Dataset excerpts>

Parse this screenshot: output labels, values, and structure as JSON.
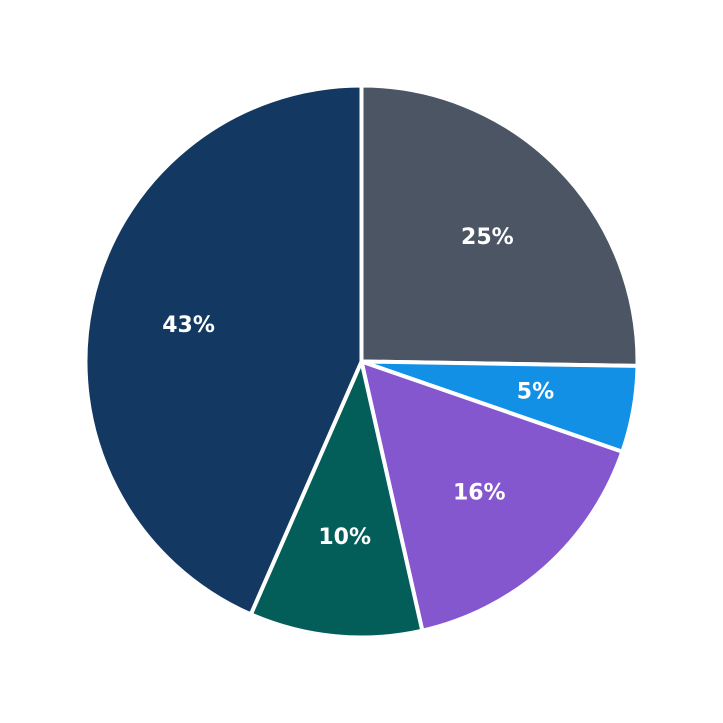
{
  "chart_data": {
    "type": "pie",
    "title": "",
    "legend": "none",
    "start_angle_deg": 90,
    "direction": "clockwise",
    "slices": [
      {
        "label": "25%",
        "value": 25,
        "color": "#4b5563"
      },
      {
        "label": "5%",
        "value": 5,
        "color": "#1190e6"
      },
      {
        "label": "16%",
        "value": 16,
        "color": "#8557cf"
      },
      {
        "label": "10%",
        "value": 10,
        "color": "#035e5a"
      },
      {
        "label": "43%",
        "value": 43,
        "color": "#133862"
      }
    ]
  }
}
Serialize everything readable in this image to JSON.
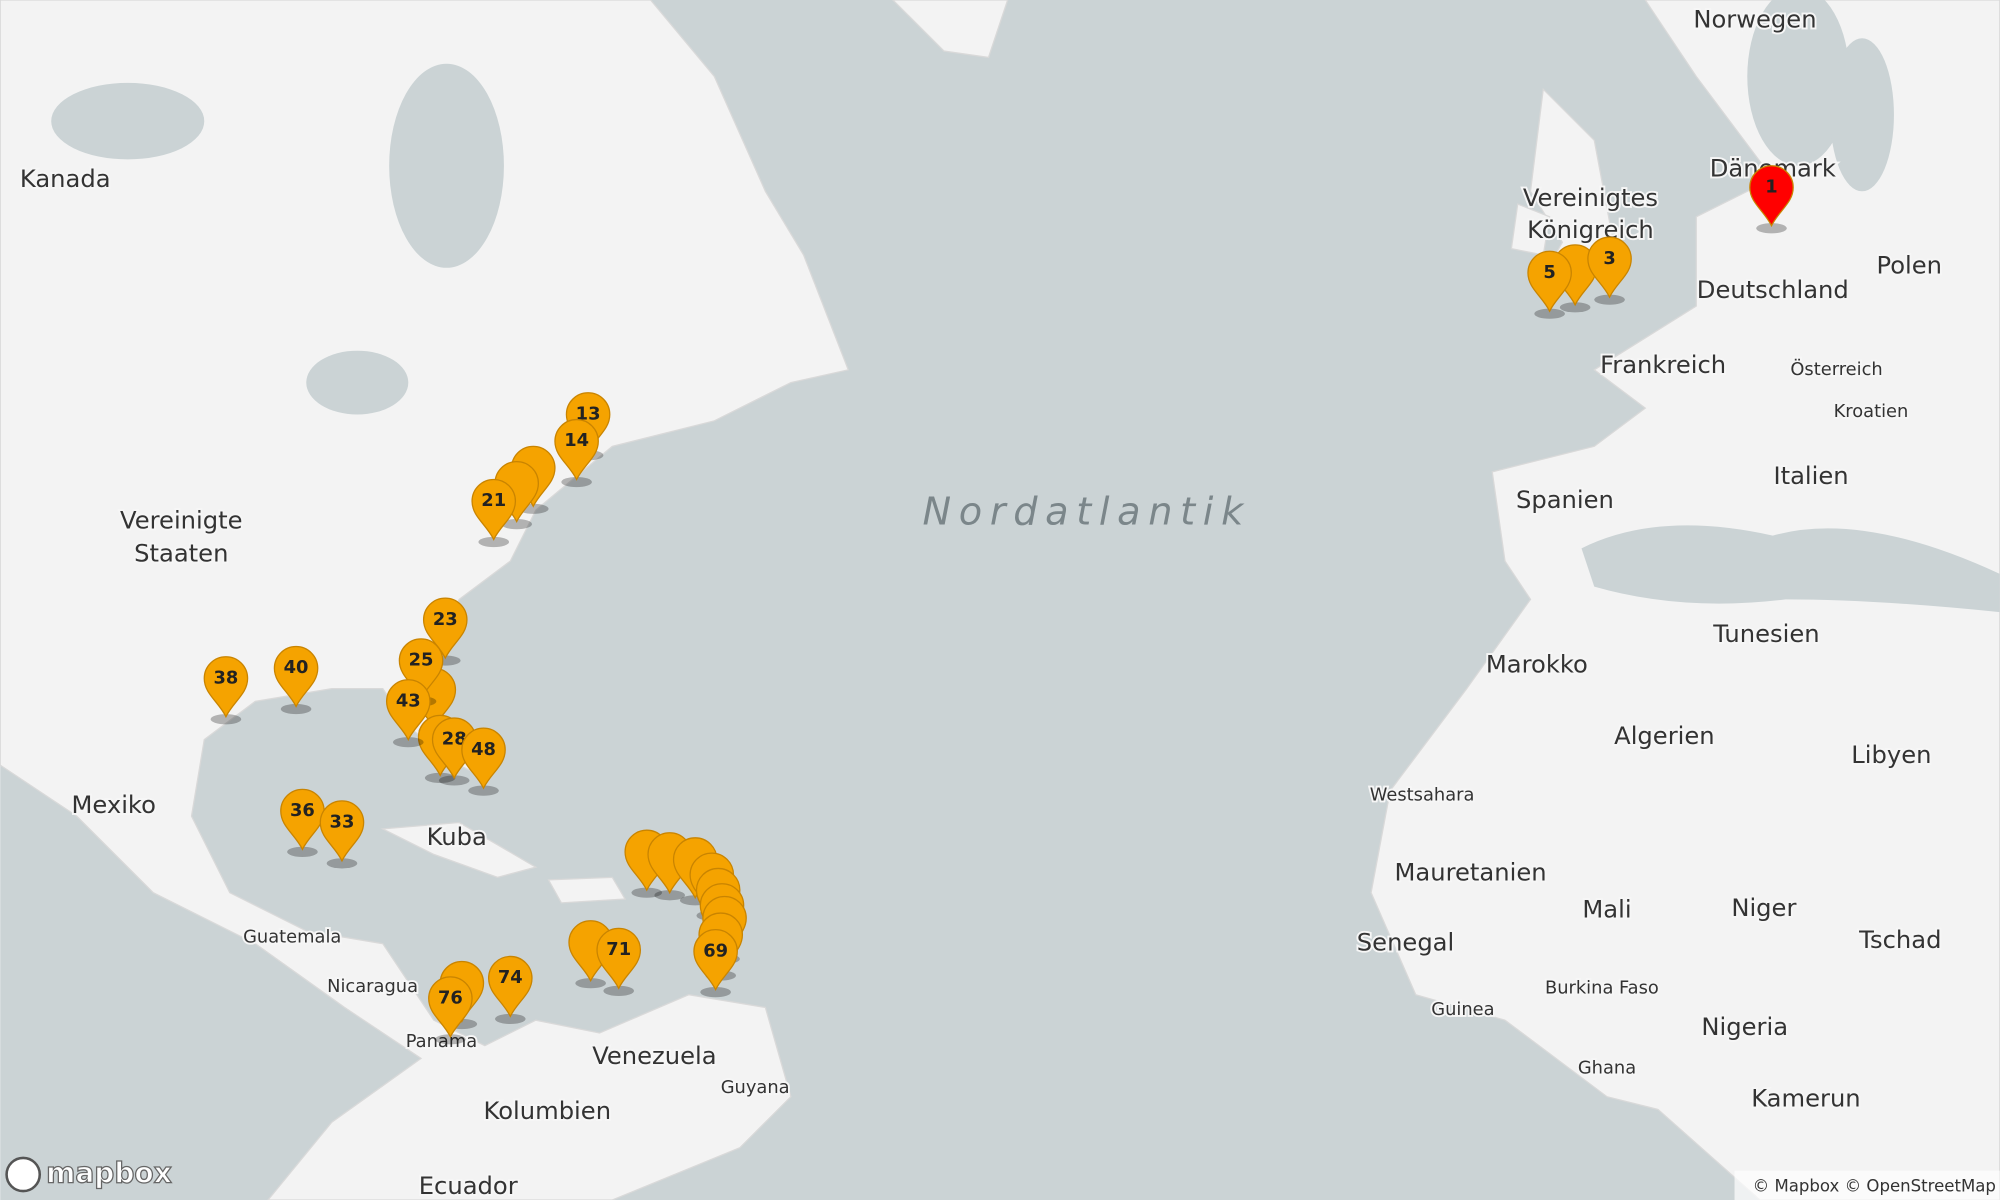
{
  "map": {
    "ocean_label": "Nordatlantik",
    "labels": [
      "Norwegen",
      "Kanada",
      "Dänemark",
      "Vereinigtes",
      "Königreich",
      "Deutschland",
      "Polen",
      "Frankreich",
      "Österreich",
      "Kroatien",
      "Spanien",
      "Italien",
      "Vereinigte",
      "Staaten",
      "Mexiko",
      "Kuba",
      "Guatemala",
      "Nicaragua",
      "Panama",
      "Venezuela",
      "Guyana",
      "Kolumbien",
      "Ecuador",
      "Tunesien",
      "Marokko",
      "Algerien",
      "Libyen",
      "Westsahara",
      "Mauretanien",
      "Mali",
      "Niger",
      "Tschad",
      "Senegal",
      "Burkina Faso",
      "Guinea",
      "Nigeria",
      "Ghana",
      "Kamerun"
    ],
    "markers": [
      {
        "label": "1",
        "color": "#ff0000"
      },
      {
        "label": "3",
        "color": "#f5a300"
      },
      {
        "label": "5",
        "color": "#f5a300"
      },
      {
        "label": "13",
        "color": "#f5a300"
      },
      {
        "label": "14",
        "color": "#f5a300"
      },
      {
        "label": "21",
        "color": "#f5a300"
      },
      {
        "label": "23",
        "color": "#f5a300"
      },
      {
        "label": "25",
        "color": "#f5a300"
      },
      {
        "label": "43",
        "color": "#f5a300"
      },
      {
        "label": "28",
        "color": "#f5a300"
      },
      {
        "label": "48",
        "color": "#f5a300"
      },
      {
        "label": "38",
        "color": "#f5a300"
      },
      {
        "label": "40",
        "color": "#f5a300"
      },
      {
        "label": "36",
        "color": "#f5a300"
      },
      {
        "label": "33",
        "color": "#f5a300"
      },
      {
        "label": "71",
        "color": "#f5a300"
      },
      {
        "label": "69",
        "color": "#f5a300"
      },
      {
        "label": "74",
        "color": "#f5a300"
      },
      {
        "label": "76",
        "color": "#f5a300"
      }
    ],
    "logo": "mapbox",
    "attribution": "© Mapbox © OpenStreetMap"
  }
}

Aim of the task>
List the lines of the entries that include "JSON".

Task solution>
Parse this screenshot: output labels, values, and structure as JSON.
Serialize everything readable in this image to JSON.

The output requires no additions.